- RECORDS FOR THIS TASK
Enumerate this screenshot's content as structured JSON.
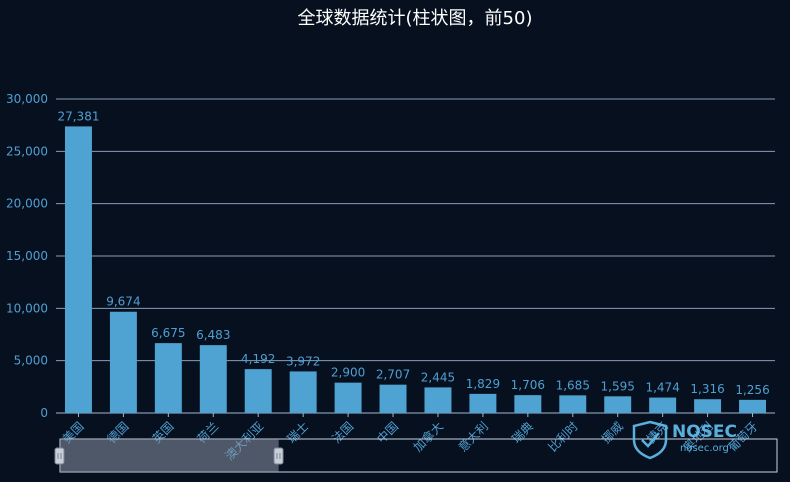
{
  "colors": {
    "background": "#07101f",
    "bar": "#4fa3d3",
    "label": "#4f9fd1",
    "title": "#ffffff"
  },
  "watermark": {
    "brand": "NOSEC",
    "domain": "nosec.org",
    "icon": "shield-icon"
  },
  "datazoom": {
    "start": 0,
    "end": 0.305
  },
  "chart_data": {
    "type": "bar",
    "title": "全球数据统计(柱状图，前50)",
    "xlabel": "",
    "ylabel": "",
    "ylim": [
      0,
      30000
    ],
    "yticks": [
      "0",
      "5,000",
      "10,000",
      "15,000",
      "20,000",
      "25,000",
      "30,000"
    ],
    "ytick_values": [
      0,
      5000,
      10000,
      15000,
      20000,
      25000,
      30000
    ],
    "grid": true,
    "categories": [
      "美国",
      "德国",
      "英国",
      "荷兰",
      "澳大利亚",
      "瑞士",
      "法国",
      "中国",
      "加拿大",
      "意大利",
      "瑞典",
      "比利时",
      "挪威",
      "捷克",
      "奥地利",
      "葡萄牙"
    ],
    "values": [
      27381,
      9674,
      6675,
      6483,
      4192,
      3972,
      2900,
      2707,
      2445,
      1829,
      1706,
      1685,
      1595,
      1474,
      1316,
      1256
    ],
    "value_labels": [
      "27,381",
      "9,674",
      "6,675",
      "6,483",
      "4,192",
      "3,972",
      "2,900",
      "2,707",
      "2,445",
      "1,829",
      "1,706",
      "1,685",
      "1,595",
      "1,474",
      "1,316",
      "1,256"
    ]
  }
}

- WHAT THE EXERCISE ASKS
Make a verbatim copy of all the entries and strip out the pictures.

- CORRECT ANSWER
Enumerate this screenshot's content as structured JSON.
{
  "colors": {
    "background": "#07101f",
    "bar": "#4fa3d3",
    "label": "#4f9fd1",
    "title": "#ffffff"
  },
  "watermark": {
    "brand": "NOSEC",
    "domain": "nosec.org",
    "icon": "shield-icon"
  },
  "datazoom": {
    "start": 0,
    "end": 0.305
  },
  "chart_data": {
    "type": "bar",
    "title": "全球数据统计(柱状图，前50)",
    "xlabel": "",
    "ylabel": "",
    "ylim": [
      0,
      30000
    ],
    "yticks": [
      "0",
      "5,000",
      "10,000",
      "15,000",
      "20,000",
      "25,000",
      "30,000"
    ],
    "ytick_values": [
      0,
      5000,
      10000,
      15000,
      20000,
      25000,
      30000
    ],
    "grid": true,
    "categories": [
      "美国",
      "德国",
      "英国",
      "荷兰",
      "澳大利亚",
      "瑞士",
      "法国",
      "中国",
      "加拿大",
      "意大利",
      "瑞典",
      "比利时",
      "挪威",
      "捷克",
      "奥地利",
      "葡萄牙"
    ],
    "values": [
      27381,
      9674,
      6675,
      6483,
      4192,
      3972,
      2900,
      2707,
      2445,
      1829,
      1706,
      1685,
      1595,
      1474,
      1316,
      1256
    ],
    "value_labels": [
      "27,381",
      "9,674",
      "6,675",
      "6,483",
      "4,192",
      "3,972",
      "2,900",
      "2,707",
      "2,445",
      "1,829",
      "1,706",
      "1,685",
      "1,595",
      "1,474",
      "1,316",
      "1,256"
    ]
  }
}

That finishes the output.